--- Extract to read Enclosed Below ---

Invetech Orgonovo 3D Medical Printer


(click image for larger view)
Invetech Orgonovo 3D Medical Printer

A San Diego company is developing technology to "print" artificial blood vessels for transplant. The initial goal: Create an arterial graft for use in coronary bypass surgery.

The long-term goal is to solve problems in medical therapy that can't be solved otherwise, especially in organ transplants, where tens of thousands of people are waiting for donated organs, said Keith Murphy, CEO of the company, Organovo.

Invetech, a design and contract manufacturing company with offices in Australia and San Diego, built Orgonovo's first 3D medical printer, in conjunction with Organovo.

"Building human organs cell-by-cell was considered science fiction not that long ago," said Fred Davis, president of Invetech, in a statement. "Through this clever combination of technology and science we have helped Organovo develop an instrument that will improve people’s lives, making the regenerative medicine that Organovo provides accessible to people around the world.”

Murphy said in a statement, "Scientists and engineers can use the 3D bio printers to enable placing cells of almost any type into a desired pattern in 3D.” He added, "Researchers can place liver cells on a preformed scaffold, support kidney cells with a co-printed scaffold, or form adjacent layers of epithelial and stromal soft tissue that grow into a mature tooth. Ultimately the idea would be for surgeons to have tissue-on-demand for various uses, and the best way to do that is get a number of bio-printers into the hands of researchers and give them the ability to make three dimensional tissues on demand.”

--- End of Enclosed Extract to read ---

§ Your goal
According to the article on the 3D medical printer, what is the San Diego company's initial goal?

--- Material provided Enclosed Below ---

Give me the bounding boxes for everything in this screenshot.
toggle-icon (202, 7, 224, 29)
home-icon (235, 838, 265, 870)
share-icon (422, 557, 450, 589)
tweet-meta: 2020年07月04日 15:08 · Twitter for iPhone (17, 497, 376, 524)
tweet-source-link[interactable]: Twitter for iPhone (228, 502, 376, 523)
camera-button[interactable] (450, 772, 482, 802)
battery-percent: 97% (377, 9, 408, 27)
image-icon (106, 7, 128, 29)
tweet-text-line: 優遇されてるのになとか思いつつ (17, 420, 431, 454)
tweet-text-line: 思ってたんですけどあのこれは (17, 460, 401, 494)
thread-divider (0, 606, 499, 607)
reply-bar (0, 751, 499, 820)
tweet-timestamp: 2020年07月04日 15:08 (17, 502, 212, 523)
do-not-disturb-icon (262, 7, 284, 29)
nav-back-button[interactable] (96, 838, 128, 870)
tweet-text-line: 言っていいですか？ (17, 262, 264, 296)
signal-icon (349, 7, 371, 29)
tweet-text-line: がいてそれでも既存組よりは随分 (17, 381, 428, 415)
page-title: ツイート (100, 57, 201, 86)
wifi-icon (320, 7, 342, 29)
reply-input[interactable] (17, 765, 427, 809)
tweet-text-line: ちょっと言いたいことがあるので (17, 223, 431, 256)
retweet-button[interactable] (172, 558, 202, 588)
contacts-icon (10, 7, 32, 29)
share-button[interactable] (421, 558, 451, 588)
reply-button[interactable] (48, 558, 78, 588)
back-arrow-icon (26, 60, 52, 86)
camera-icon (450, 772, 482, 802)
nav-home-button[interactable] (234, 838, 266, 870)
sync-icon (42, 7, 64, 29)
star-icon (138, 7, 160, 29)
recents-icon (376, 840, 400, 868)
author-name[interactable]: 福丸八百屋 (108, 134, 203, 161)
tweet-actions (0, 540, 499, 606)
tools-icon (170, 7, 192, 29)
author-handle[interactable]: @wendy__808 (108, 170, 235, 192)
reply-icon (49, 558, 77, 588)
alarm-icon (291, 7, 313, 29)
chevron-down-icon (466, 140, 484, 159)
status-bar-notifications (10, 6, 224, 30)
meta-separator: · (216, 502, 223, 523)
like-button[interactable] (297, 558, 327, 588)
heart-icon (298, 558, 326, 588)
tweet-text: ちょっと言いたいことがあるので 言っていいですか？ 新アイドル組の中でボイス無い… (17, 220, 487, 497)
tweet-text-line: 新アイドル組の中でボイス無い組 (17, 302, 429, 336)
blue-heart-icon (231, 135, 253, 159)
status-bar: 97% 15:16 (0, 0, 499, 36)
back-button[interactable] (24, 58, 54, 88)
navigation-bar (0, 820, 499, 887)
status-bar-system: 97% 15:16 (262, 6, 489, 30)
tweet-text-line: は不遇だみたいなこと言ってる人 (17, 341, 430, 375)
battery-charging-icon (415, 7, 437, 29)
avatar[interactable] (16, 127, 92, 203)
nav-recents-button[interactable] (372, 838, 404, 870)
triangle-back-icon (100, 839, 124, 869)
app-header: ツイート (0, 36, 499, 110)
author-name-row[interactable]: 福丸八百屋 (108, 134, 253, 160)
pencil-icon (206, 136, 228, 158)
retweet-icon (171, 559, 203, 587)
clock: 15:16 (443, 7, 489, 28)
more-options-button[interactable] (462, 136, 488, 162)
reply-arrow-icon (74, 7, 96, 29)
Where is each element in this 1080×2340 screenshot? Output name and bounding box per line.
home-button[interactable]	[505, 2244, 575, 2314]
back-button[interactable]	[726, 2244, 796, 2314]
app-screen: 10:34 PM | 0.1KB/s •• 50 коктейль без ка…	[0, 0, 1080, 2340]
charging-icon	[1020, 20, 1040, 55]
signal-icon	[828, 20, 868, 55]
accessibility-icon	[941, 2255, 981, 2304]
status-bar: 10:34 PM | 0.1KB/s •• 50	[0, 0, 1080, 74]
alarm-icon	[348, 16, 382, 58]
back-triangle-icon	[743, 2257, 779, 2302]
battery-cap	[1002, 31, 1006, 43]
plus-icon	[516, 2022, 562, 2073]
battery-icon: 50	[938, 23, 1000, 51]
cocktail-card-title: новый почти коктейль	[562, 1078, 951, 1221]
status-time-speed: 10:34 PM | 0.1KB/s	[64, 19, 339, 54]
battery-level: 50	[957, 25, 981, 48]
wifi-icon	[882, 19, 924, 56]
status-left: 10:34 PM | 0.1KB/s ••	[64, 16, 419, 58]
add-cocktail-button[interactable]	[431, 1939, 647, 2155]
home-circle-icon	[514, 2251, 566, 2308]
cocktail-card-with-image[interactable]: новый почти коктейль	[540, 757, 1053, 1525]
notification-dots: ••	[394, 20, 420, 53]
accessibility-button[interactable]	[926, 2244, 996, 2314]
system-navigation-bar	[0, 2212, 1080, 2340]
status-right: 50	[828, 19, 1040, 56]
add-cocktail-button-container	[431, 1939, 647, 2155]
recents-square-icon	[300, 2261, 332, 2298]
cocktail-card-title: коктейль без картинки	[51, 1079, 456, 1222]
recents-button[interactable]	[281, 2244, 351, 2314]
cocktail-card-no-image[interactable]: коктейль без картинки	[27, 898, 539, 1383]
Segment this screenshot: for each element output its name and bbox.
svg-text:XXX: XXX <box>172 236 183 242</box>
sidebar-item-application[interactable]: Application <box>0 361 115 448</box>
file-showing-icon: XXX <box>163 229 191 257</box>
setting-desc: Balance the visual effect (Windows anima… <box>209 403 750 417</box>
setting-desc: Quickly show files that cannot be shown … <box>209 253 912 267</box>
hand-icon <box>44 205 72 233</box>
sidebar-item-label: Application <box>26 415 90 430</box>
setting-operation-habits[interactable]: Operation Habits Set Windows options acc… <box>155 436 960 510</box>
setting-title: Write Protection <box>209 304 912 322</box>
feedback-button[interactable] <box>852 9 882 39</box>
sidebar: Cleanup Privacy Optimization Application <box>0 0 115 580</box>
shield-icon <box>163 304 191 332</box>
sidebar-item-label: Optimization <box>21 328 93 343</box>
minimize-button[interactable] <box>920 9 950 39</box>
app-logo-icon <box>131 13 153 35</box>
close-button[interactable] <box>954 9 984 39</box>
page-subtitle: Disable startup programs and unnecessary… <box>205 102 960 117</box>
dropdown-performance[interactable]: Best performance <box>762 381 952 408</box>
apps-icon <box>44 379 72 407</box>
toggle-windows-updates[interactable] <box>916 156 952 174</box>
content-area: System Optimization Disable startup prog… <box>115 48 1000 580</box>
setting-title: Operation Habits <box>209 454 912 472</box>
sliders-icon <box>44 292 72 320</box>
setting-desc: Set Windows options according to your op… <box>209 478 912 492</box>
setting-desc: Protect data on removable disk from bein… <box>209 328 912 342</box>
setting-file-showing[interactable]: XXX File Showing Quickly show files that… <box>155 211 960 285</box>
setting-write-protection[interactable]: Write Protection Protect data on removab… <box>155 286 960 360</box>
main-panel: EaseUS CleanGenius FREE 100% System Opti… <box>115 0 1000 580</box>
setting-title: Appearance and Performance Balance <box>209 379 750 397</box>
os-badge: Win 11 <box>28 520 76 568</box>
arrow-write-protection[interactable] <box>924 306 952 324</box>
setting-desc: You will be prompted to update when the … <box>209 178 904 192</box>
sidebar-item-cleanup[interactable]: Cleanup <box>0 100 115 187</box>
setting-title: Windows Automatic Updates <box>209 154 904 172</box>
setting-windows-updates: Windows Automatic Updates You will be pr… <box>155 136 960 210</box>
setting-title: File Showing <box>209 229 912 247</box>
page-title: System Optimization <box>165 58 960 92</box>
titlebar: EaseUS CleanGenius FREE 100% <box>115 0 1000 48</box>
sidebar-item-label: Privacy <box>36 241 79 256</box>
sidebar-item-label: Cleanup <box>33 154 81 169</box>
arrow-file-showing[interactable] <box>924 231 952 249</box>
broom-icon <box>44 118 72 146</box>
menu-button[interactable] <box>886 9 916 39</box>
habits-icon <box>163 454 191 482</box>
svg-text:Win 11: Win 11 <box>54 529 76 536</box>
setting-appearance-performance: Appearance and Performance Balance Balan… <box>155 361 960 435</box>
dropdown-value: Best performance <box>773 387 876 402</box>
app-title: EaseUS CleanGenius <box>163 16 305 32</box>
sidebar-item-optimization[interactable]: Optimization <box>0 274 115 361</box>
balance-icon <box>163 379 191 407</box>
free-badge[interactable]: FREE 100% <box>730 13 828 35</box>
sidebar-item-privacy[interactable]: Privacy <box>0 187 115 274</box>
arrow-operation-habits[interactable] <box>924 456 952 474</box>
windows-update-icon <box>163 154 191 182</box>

--- End of Enclosed Material provided ---

§ Output for this exercise
To create an arterial graft for use in coronary bypass surgery.